#### [DATASET ROWS]
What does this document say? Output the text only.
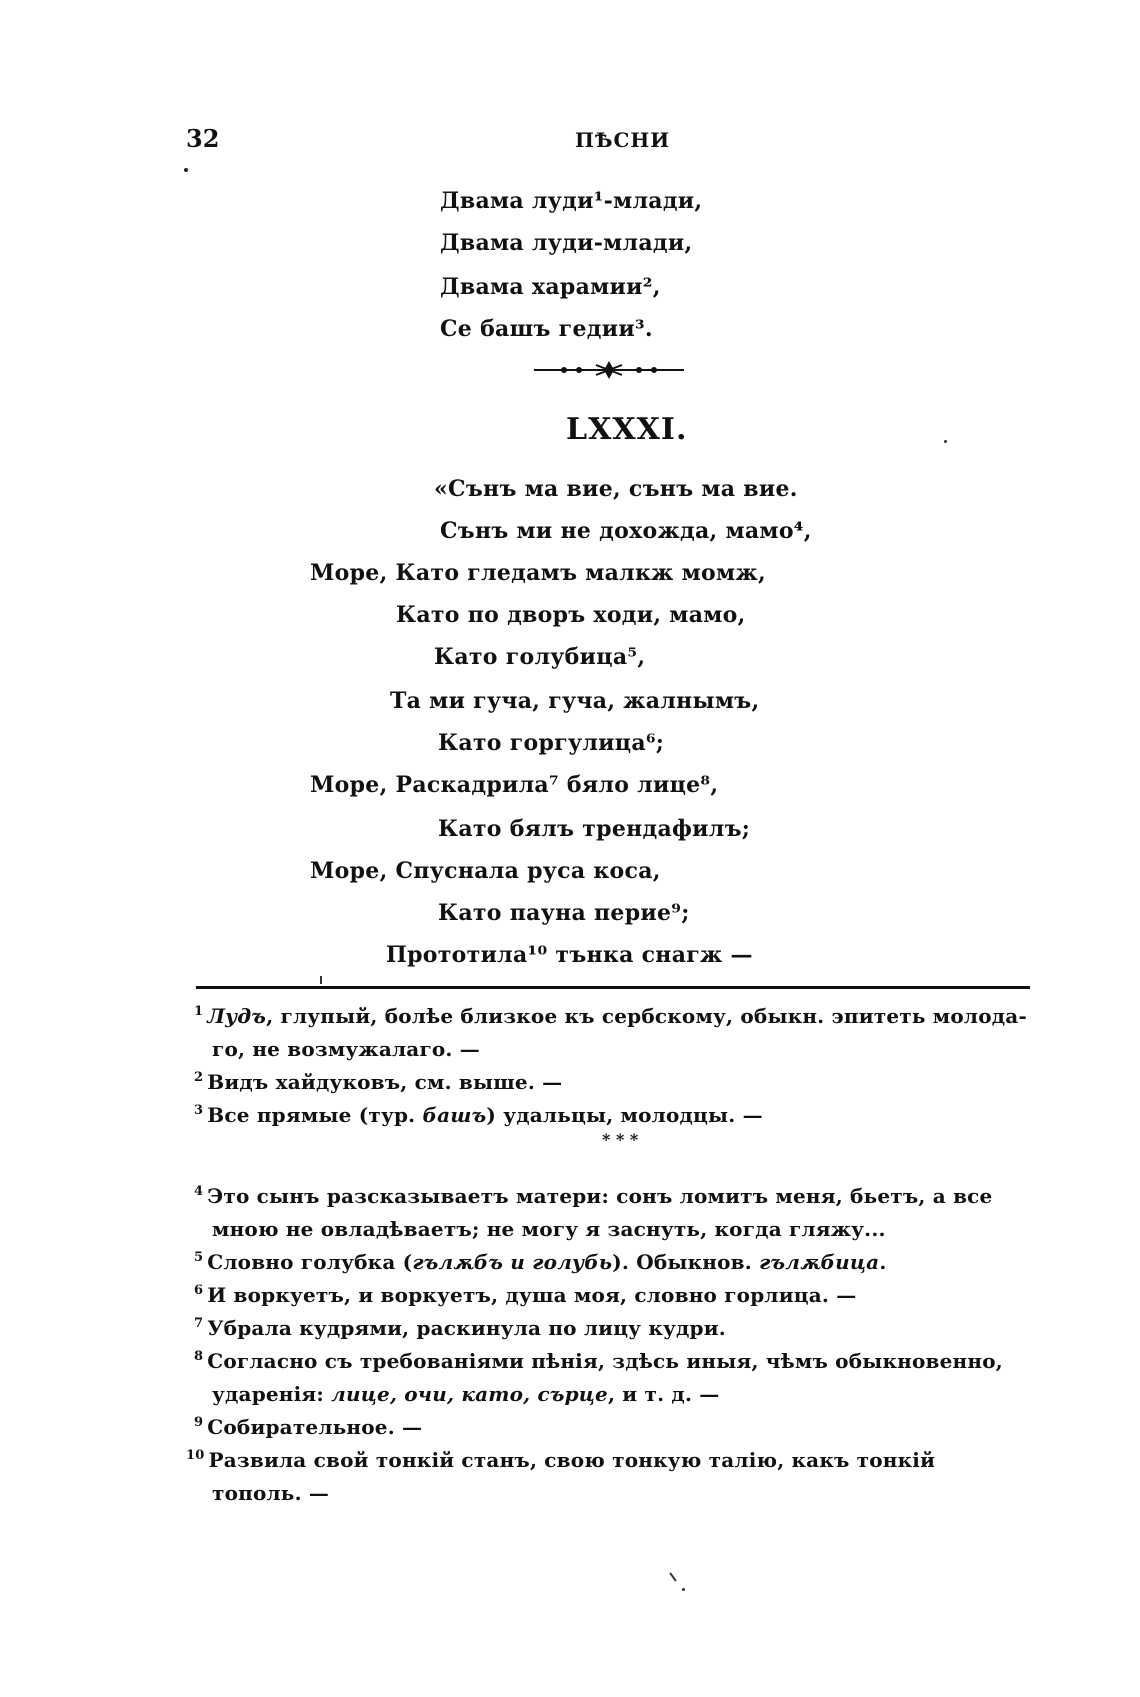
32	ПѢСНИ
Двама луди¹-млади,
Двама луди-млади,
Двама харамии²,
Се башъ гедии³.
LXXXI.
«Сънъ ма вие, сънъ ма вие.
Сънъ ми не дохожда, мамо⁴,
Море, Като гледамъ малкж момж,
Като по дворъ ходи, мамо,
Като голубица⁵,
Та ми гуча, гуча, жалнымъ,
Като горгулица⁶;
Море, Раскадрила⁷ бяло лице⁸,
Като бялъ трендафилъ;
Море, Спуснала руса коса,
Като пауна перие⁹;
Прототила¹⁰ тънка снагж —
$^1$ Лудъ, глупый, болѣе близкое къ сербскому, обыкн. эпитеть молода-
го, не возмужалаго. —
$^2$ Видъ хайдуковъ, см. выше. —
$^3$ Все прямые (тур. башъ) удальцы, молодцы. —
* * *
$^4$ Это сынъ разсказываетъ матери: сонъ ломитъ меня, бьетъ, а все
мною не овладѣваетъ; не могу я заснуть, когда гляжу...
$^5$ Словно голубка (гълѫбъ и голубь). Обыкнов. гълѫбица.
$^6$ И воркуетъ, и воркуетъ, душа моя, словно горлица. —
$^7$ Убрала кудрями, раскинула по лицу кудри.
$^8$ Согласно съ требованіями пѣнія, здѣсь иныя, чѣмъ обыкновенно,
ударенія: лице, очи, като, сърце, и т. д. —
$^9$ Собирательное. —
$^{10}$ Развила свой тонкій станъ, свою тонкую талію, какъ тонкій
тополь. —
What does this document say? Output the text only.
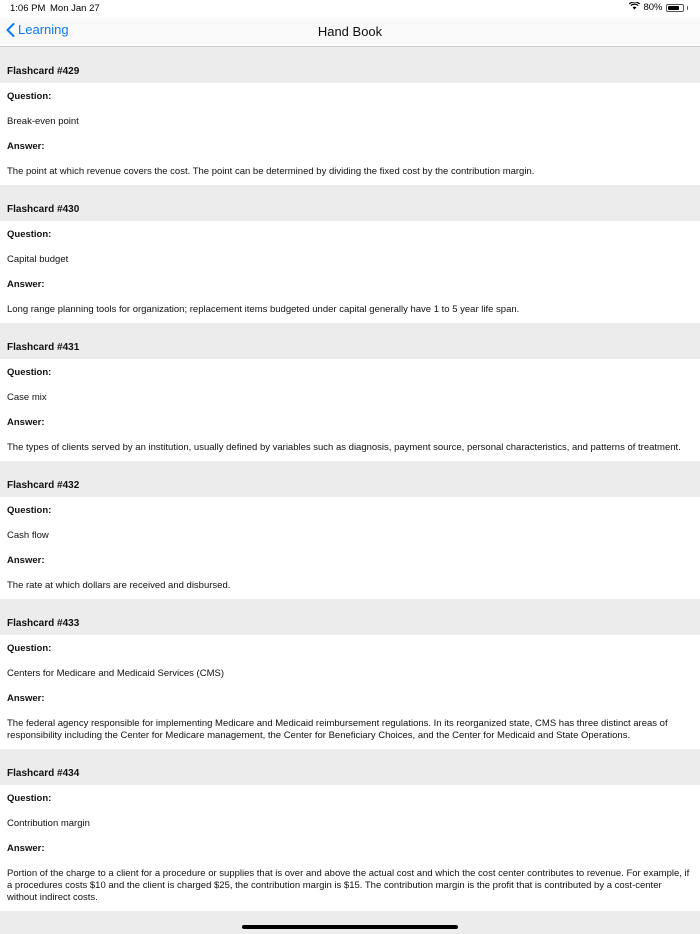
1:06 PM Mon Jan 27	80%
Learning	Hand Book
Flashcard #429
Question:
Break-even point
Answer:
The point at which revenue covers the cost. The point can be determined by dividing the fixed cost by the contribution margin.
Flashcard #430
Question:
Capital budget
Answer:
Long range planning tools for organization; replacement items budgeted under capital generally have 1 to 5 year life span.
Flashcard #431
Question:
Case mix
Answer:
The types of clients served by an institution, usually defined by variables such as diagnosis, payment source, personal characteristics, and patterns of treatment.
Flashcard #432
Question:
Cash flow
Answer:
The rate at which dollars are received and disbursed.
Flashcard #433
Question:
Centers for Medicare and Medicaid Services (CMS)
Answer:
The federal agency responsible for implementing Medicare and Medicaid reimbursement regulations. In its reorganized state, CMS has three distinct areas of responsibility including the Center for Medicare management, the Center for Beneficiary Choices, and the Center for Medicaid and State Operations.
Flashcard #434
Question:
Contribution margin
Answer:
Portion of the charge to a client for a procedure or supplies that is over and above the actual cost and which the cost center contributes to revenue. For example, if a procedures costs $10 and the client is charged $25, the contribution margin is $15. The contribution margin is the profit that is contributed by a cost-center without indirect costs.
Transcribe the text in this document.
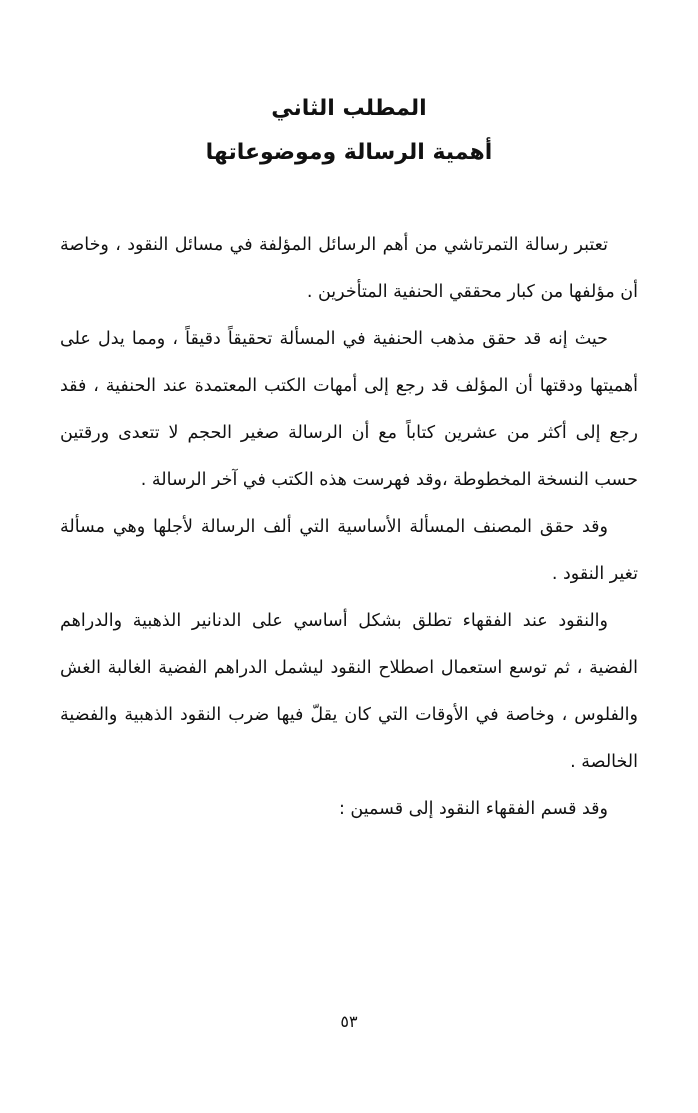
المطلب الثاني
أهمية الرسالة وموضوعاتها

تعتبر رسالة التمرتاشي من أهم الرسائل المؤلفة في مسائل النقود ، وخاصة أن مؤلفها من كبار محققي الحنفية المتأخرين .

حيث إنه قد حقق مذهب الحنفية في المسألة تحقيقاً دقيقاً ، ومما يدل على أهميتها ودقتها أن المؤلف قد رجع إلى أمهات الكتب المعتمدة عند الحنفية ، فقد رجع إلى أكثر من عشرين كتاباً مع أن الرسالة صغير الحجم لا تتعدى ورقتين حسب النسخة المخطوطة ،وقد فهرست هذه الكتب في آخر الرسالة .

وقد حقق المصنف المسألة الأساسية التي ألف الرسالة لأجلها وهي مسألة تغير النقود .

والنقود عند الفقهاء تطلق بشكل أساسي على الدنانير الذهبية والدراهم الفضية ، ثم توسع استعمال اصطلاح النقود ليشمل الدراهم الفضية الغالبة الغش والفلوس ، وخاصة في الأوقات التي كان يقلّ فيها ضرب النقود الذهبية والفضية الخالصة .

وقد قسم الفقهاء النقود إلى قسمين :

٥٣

#### [TASK OBJECTIVE]
Without including the pictures, return each record above exactly as it stands.

#### [THE ANSWER]
What does this document say? Output the text only.
32	ПѢСНИ
Двама луди¹-млади,
Двама луди-млади,
Двама харамии²,
Се башъ гедии³.
LXXXI.
«Сънъ ма вие, сънъ ма вие.
Сънъ ми не дохожда, мамо⁴,
Море, Като гледамъ малкж момж,
Като по дворъ ходи, мамо,
Като голубица⁵,
Та ми гуча, гуча, жалнымъ,
Като горгулица⁶;
Море, Раскадрила⁷ бяло лице⁸,
Като бялъ трендафилъ;
Море, Спуснала руса коса,
Като пауна перие⁹;
Прототила¹⁰ тънка снагж —
$^1$ Лудъ, глупый, болѣе близкое къ сербскому, обыкн. эпитеть молода-
го, не возмужалаго. —
$^2$ Видъ хайдуковъ, см. выше. —
$^3$ Все прямые (тур. башъ) удальцы, молодцы. —
* * *
$^4$ Это сынъ разсказываетъ матери: сонъ ломитъ меня, бьетъ, а все
мною не овладѣваетъ; не могу я заснуть, когда гляжу...
$^5$ Словно голубка (гълѫбъ и голубь). Обыкнов. гълѫбица.
$^6$ И воркуетъ, и воркуетъ, душа моя, словно горлица. —
$^7$ Убрала кудрями, раскинула по лицу кудри.
$^8$ Согласно съ требованіями пѣнія, здѣсь иныя, чѣмъ обыкновенно,
ударенія: лице, очи, като, сърце, и т. д. —
$^9$ Собирательное. —
$^{10}$ Развила свой тонкій станъ, свою тонкую талію, какъ тонкій
тополь. —
What does this document say? Output the text only.
1:06 PM Mon Jan 27	80%
Learning	Hand Book
Flashcard #429
Question:
Break-even point
Answer:
The point at which revenue covers the cost. The point can be determined by dividing the fixed cost by the contribution margin.
Flashcard #430
Question:
Capital budget
Answer:
Long range planning tools for organization; replacement items budgeted under capital generally have 1 to 5 year life span.
Flashcard #431
Question:
Case mix
Answer:
The types of clients served by an institution, usually defined by variables such as diagnosis, payment source, personal characteristics, and patterns of treatment.
Flashcard #432
Question:
Cash flow
Answer:
The rate at which dollars are received and disbursed.
Flashcard #433
Question:
Centers for Medicare and Medicaid Services (CMS)
Answer:
The federal agency responsible for implementing Medicare and Medicaid reimbursement regulations. In its reorganized state, CMS has three distinct areas of responsibility including the Center for Medicare management, the Center for Beneficiary Choices, and the Center for Medicaid and State Operations.
Flashcard #434
Question:
Contribution margin
Answer:
Portion of the charge to a client for a procedure or supplies that is over and above the actual cost and which the cost center contributes to revenue. For example, if a procedures costs $10 and the client is charged $25, the contribution margin is $15. The contribution margin is the profit that is contributed by a cost-center without indirect costs.
Transcribe the text in this document.
المطلب الثاني
أهمية الرسالة وموضوعاتها

تعتبر رسالة التمرتاشي من أهم الرسائل المؤلفة في مسائل النقود ، وخاصة أن مؤلفها من كبار محققي الحنفية المتأخرين .

حيث إنه قد حقق مذهب الحنفية في المسألة تحقيقاً دقيقاً ، ومما يدل على أهميتها ودقتها أن المؤلف قد رجع إلى أمهات الكتب المعتمدة عند الحنفية ، فقد رجع إلى أكثر من عشرين كتاباً مع أن الرسالة صغير الحجم لا تتعدى ورقتين حسب النسخة المخطوطة ،وقد فهرست هذه الكتب في آخر الرسالة .

وقد حقق المصنف المسألة الأساسية التي ألف الرسالة لأجلها وهي مسألة تغير النقود .

والنقود عند الفقهاء تطلق بشكل أساسي على الدنانير الذهبية والدراهم الفضية ، ثم توسع استعمال اصطلاح النقود ليشمل الدراهم الفضية الغالبة الغش والفلوس ، وخاصة في الأوقات التي كان يقلّ فيها ضرب النقود الذهبية والفضية الخالصة .

وقد قسم الفقهاء النقود إلى قسمين :

٥٣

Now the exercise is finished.